Terry Vital, commercial musician and composer

Music In Advertising: An Analytical Paradigm
These are only segments taken from the full article: Musical Quarterly, Vol. 73, No. 4 (1989) pp. 557-574.
David Huron

Of the estimated sixty billion broadcast advertising hours encountered by North Americans each year, approximately three-quarters employ music in some manner. Music can serve the overall promotional goals in one or more of several capacities. For the purposes of this essay, six basic ways are identified in which music can contribute to an effective broadcast advertisement: 1) entertainment, 2) structure/continuity, 3) memorability, 4) lyrical language, 5) targeting, and 6) authority establishment. The following discussion of these six features is ordered in more or less historical order according to their chronological introduction as marketing strategies.

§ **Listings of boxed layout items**
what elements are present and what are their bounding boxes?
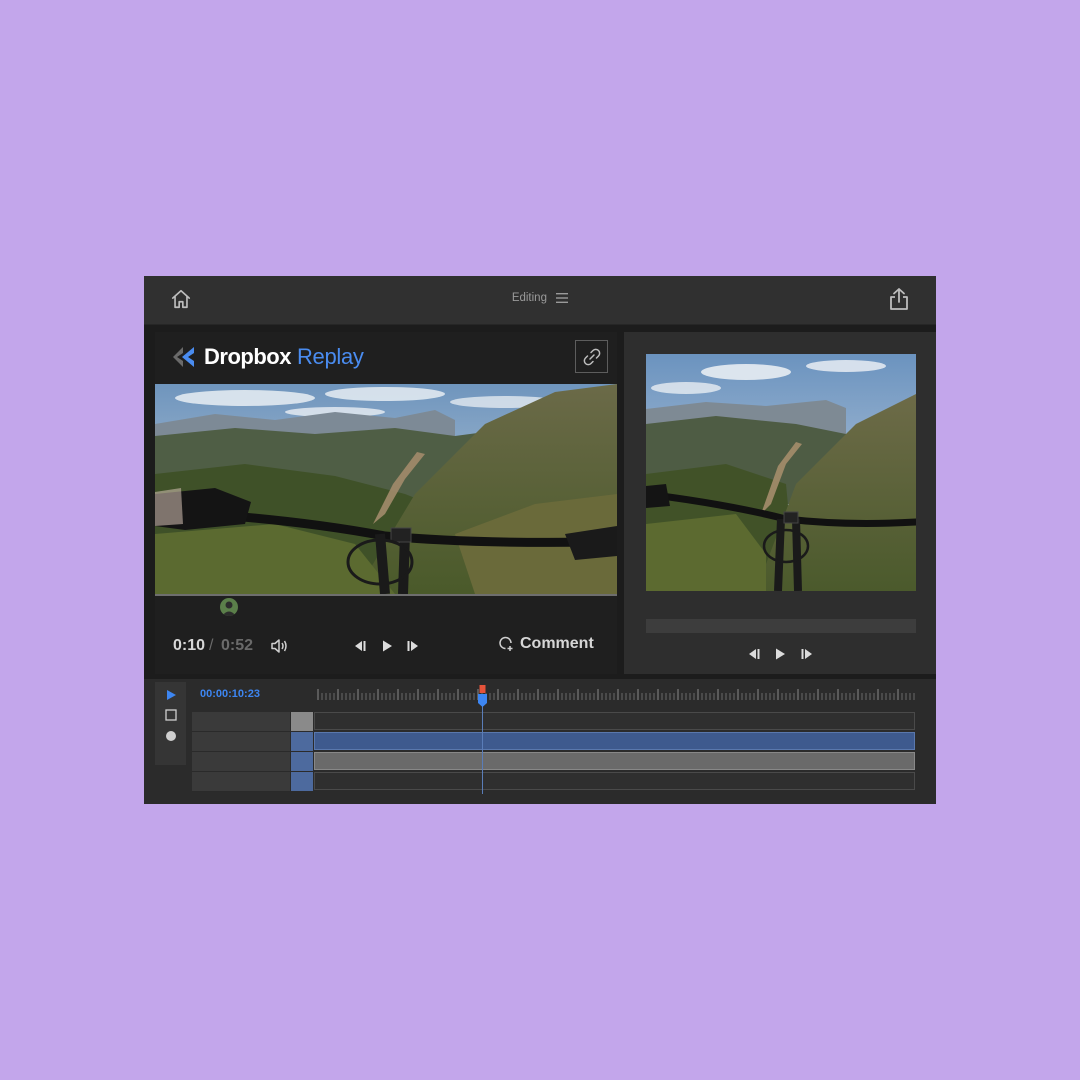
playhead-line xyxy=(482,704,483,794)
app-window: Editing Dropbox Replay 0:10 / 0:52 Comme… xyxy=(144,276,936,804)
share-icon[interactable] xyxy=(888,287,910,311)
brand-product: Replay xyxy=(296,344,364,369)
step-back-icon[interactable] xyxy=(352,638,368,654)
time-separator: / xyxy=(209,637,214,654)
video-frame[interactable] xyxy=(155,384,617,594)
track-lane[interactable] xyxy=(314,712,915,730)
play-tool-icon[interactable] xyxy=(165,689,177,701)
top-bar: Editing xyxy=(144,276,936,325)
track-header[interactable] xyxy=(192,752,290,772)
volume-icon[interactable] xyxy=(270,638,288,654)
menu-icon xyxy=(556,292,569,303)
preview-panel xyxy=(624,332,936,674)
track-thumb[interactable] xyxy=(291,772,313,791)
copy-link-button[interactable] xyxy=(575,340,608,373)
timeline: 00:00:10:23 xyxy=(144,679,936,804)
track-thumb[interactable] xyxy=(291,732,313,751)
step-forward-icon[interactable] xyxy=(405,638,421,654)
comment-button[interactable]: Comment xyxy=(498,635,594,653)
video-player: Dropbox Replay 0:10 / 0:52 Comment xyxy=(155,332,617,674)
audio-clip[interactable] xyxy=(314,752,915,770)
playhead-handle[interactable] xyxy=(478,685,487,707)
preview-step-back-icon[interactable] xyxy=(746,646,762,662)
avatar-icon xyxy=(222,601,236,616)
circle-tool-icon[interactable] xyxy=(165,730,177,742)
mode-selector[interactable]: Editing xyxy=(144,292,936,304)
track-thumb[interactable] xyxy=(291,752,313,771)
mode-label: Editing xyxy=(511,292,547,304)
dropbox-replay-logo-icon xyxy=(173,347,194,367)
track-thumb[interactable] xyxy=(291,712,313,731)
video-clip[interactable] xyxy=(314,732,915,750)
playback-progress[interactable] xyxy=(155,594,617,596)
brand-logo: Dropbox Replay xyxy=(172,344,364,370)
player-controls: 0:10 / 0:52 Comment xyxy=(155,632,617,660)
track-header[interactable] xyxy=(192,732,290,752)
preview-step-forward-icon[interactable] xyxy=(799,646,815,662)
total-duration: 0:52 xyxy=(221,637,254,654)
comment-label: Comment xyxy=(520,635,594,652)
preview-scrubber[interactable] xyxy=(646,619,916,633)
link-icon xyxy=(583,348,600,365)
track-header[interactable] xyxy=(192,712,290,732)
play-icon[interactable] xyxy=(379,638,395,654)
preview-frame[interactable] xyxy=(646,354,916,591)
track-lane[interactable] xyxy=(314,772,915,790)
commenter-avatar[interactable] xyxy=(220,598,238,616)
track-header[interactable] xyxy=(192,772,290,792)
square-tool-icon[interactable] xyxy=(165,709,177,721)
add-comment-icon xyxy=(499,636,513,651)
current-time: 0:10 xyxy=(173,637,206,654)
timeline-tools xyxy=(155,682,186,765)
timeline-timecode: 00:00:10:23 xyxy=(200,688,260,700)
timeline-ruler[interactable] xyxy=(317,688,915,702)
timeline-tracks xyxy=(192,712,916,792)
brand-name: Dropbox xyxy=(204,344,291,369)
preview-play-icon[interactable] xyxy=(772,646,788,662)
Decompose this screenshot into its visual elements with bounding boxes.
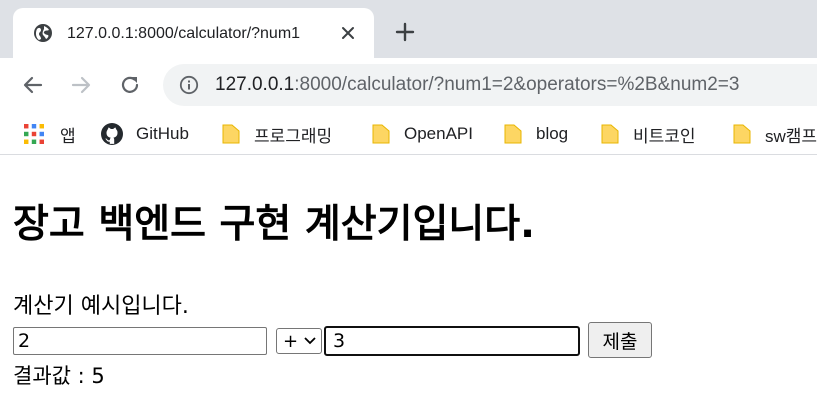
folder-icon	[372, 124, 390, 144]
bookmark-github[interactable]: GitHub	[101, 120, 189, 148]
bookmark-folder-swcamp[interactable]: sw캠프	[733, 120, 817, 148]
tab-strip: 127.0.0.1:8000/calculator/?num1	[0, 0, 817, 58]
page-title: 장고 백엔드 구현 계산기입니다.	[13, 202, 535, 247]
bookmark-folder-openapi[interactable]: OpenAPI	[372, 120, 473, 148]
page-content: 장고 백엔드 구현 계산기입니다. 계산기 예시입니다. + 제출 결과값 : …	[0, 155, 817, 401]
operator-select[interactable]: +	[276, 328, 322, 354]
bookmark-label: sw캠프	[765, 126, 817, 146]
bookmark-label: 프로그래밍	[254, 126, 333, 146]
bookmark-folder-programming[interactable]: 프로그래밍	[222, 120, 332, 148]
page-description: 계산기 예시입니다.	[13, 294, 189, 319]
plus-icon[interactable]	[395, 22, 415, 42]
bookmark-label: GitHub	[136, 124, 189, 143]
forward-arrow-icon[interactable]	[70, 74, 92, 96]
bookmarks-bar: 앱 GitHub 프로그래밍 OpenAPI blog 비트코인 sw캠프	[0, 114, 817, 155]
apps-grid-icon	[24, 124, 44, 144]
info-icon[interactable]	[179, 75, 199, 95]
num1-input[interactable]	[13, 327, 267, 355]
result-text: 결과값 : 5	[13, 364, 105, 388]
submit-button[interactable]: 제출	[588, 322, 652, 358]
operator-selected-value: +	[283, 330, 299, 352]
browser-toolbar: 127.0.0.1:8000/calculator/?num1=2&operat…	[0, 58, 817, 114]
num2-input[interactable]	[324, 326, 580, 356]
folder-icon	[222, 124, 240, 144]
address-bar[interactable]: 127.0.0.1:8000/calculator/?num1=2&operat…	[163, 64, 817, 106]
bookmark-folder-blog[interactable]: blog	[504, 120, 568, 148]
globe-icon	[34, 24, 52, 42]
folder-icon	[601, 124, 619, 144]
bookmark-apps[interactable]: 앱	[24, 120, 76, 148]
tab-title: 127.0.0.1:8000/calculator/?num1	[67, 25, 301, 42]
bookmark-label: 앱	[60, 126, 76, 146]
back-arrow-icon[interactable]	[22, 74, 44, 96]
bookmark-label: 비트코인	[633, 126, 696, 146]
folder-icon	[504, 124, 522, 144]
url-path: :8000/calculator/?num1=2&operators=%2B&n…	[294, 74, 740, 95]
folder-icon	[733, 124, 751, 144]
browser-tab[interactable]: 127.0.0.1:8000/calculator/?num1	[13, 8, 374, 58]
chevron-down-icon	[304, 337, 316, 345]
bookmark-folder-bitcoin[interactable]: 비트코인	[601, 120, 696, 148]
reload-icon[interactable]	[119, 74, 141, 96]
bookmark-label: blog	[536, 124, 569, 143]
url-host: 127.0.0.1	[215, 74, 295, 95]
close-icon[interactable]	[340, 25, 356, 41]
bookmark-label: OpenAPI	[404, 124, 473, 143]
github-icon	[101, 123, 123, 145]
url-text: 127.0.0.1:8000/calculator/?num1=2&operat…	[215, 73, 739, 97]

==

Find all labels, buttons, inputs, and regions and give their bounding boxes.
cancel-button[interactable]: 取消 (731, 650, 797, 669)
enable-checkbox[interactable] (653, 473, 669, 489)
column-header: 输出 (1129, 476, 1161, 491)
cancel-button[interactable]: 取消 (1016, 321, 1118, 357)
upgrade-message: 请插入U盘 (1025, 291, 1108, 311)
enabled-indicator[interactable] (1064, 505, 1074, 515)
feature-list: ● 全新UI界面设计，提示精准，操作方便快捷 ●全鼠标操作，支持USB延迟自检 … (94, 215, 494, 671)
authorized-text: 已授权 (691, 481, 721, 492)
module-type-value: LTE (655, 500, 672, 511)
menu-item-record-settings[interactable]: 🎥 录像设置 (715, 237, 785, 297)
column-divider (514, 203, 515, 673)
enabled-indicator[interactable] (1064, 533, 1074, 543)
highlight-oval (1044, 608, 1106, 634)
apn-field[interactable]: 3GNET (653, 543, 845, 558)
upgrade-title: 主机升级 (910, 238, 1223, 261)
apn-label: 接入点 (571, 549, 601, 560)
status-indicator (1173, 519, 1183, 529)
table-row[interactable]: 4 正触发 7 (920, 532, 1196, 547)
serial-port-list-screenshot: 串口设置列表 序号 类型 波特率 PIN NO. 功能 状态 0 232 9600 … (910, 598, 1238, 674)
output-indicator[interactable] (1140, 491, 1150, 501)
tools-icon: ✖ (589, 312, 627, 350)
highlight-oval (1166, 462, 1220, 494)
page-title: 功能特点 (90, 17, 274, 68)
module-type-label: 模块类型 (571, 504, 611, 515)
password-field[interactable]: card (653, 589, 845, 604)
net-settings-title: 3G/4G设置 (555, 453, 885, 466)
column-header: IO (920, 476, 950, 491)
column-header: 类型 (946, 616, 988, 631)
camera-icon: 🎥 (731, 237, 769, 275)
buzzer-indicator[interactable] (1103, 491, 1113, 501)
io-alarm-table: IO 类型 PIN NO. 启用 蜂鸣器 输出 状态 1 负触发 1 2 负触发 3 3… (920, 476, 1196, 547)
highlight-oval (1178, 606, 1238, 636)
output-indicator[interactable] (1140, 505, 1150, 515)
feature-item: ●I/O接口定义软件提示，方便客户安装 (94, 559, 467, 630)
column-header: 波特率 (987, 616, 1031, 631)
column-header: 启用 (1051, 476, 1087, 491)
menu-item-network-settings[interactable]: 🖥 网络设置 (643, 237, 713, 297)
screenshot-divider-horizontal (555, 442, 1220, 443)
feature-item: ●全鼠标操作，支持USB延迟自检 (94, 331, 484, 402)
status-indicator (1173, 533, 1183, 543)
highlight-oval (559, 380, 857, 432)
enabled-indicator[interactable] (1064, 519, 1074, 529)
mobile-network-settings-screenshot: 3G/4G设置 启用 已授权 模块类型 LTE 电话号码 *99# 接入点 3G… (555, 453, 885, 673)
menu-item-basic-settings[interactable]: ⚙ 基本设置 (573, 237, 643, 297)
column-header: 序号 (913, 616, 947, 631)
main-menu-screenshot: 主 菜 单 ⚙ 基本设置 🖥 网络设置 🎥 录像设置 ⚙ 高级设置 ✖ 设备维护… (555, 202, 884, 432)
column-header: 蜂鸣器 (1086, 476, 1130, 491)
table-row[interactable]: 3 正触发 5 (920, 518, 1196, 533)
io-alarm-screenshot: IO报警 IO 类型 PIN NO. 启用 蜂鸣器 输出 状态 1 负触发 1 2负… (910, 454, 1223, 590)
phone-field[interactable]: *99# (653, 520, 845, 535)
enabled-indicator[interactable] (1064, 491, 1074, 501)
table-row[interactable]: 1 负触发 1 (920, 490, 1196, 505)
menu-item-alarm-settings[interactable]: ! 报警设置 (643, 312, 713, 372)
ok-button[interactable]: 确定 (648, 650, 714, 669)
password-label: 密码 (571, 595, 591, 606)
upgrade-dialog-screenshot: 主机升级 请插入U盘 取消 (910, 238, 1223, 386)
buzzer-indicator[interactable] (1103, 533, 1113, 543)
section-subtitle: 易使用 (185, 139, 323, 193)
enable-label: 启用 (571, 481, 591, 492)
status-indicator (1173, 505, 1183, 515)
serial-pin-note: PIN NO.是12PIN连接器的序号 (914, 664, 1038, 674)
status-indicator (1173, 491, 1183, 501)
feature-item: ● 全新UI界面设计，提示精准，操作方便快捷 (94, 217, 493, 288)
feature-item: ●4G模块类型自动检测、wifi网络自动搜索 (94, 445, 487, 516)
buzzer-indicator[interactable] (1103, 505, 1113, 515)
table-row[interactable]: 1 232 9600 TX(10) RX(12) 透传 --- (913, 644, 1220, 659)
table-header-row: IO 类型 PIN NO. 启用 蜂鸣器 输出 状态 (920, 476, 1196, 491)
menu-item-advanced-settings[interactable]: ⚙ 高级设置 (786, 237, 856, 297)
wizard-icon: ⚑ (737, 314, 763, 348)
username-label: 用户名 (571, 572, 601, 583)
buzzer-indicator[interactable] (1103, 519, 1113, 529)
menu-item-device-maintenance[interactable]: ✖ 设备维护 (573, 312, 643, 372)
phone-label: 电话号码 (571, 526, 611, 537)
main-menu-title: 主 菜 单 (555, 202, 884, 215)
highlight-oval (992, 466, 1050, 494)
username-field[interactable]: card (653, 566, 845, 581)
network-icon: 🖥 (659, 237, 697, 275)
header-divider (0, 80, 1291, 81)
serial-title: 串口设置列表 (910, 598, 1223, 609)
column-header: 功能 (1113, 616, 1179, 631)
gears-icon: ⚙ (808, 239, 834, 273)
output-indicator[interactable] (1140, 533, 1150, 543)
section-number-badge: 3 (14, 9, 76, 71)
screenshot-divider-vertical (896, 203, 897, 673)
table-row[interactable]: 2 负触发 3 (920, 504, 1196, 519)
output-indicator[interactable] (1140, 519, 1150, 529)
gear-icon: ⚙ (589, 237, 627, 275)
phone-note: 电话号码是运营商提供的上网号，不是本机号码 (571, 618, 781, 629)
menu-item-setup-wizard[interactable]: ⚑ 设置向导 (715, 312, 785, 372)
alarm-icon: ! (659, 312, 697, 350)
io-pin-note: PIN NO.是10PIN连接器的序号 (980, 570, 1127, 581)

§ **Work to be completed**
Answer these questions about the music-in-advertising excerpt:
1. Which journal published the full article, and in what year?
2. Roughly what share of broadcast advertising hours is said to use music?
3. What is fifth in the list of ways music can contribute to a broadcast advertisement?

§ **Answer to this exercise**
1. Musical Quarterly, 1989.
2. Approximately three-quarters.
3. Targeting.